Requirements:
From the records below, copy every line that contains the word "imports".

Dataset records:
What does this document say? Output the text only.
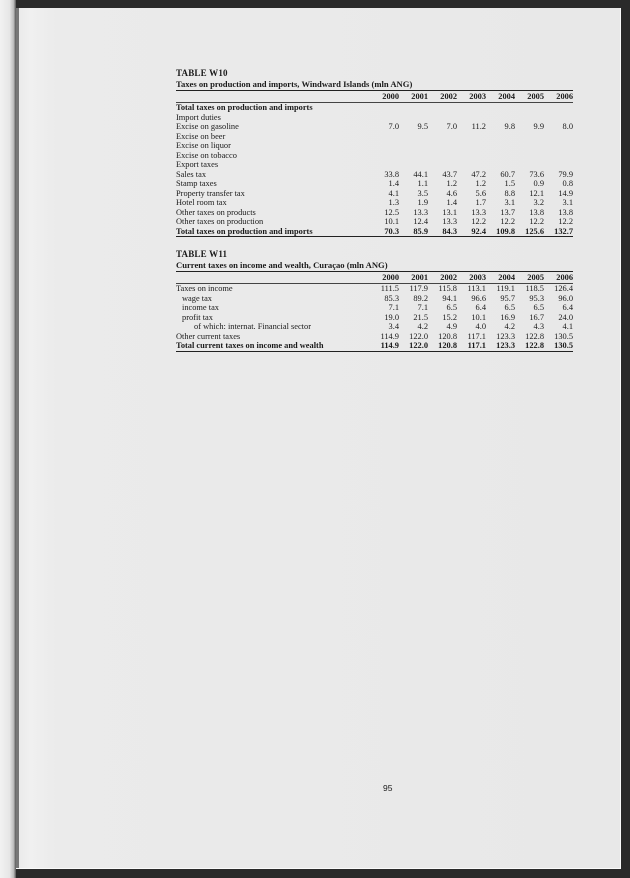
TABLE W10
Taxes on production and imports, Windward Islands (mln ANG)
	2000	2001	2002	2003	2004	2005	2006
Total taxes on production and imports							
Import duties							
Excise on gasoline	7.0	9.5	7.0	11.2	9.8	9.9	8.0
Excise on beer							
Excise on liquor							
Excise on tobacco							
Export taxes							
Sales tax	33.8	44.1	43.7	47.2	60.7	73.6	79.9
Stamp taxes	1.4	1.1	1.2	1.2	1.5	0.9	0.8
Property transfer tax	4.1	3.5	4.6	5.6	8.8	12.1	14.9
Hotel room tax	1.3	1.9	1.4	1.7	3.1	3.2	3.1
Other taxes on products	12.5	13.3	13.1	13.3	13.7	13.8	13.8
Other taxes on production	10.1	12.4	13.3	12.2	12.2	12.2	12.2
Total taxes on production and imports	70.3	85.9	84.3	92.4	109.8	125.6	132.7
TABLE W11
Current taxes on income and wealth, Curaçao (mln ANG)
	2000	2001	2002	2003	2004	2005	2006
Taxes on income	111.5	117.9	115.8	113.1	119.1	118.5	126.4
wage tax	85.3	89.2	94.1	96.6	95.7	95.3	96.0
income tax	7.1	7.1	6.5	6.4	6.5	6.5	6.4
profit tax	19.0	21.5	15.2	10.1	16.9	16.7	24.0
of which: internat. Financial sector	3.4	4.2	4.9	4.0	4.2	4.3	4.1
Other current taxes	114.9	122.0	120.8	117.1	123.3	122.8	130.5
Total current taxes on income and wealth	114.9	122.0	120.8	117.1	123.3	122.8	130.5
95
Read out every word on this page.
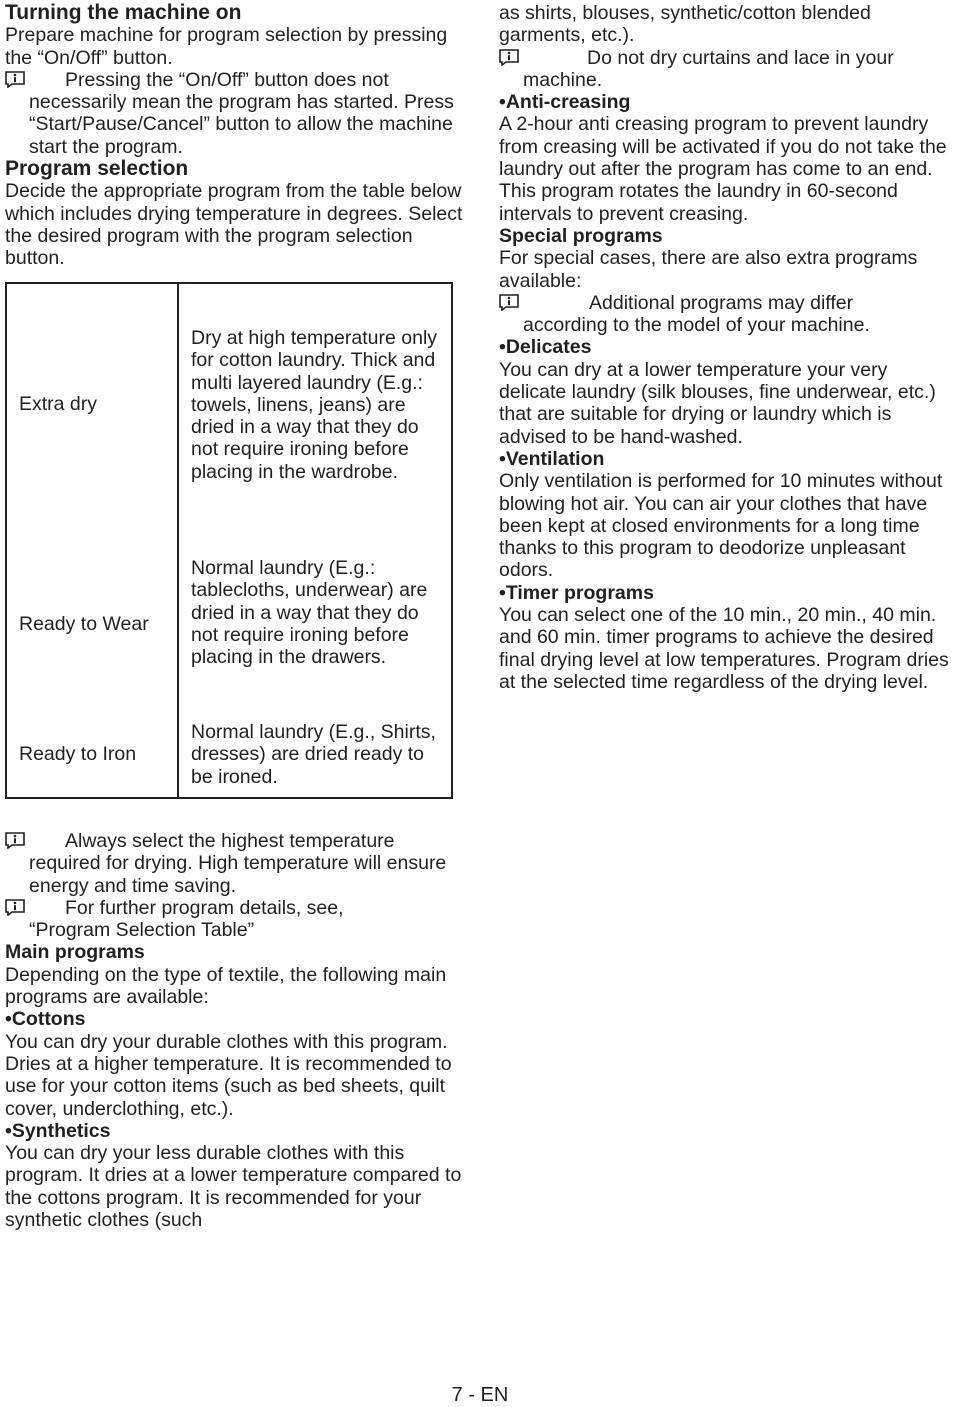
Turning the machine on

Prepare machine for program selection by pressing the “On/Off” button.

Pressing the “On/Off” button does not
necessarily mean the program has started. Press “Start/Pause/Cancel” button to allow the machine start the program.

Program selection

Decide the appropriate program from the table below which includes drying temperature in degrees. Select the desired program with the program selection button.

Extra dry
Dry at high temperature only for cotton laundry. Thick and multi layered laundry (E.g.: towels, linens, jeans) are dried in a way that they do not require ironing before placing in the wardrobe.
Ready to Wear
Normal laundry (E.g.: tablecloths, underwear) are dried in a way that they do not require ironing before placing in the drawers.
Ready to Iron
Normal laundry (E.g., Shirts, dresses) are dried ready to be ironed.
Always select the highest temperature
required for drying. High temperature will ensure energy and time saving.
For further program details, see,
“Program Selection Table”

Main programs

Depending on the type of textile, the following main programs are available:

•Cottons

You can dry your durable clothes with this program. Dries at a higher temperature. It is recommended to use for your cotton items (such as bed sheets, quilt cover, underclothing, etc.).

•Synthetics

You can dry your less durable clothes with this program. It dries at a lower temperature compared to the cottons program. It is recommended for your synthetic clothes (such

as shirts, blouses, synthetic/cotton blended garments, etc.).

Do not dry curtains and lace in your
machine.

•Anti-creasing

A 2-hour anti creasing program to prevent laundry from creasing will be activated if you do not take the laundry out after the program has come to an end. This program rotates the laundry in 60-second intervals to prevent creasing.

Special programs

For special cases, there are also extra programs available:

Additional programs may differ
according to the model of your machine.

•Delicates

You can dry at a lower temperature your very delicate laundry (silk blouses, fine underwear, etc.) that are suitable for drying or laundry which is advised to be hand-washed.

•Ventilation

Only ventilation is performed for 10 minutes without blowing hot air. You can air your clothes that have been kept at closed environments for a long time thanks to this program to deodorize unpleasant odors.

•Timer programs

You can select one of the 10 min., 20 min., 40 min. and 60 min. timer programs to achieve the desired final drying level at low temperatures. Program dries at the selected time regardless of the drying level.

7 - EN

==

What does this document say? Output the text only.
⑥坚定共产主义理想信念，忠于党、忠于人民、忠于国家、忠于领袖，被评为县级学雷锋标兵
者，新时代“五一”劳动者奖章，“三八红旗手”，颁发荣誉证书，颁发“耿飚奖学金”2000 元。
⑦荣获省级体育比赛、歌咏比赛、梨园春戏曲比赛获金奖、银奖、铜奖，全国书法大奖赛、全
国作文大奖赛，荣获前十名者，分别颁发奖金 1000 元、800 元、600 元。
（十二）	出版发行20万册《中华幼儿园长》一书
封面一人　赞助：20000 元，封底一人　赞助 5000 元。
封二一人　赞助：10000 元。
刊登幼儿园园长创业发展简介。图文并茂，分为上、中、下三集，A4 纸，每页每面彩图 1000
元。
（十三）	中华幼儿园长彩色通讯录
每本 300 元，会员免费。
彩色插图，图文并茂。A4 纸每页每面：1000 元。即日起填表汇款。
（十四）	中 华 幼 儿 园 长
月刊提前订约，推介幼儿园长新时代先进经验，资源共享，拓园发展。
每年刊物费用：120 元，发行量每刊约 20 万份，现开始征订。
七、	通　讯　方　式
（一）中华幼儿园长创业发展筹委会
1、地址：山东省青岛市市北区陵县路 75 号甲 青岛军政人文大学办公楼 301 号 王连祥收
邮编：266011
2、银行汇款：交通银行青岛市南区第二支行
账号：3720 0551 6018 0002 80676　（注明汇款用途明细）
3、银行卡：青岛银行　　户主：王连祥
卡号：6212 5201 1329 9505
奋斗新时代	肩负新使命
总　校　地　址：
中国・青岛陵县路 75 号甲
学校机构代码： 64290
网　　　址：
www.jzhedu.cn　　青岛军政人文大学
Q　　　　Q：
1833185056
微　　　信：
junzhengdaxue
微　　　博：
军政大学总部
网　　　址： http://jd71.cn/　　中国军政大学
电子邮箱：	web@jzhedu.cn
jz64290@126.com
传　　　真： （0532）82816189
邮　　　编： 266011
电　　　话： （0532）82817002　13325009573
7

Result for this task:
Taxes on production and imports, Windward Islands (mln ANG)
Total taxes on production and imports							
Total taxes on production and imports	70.3	85.9	84.3	92.4	109.8	125.6	132.7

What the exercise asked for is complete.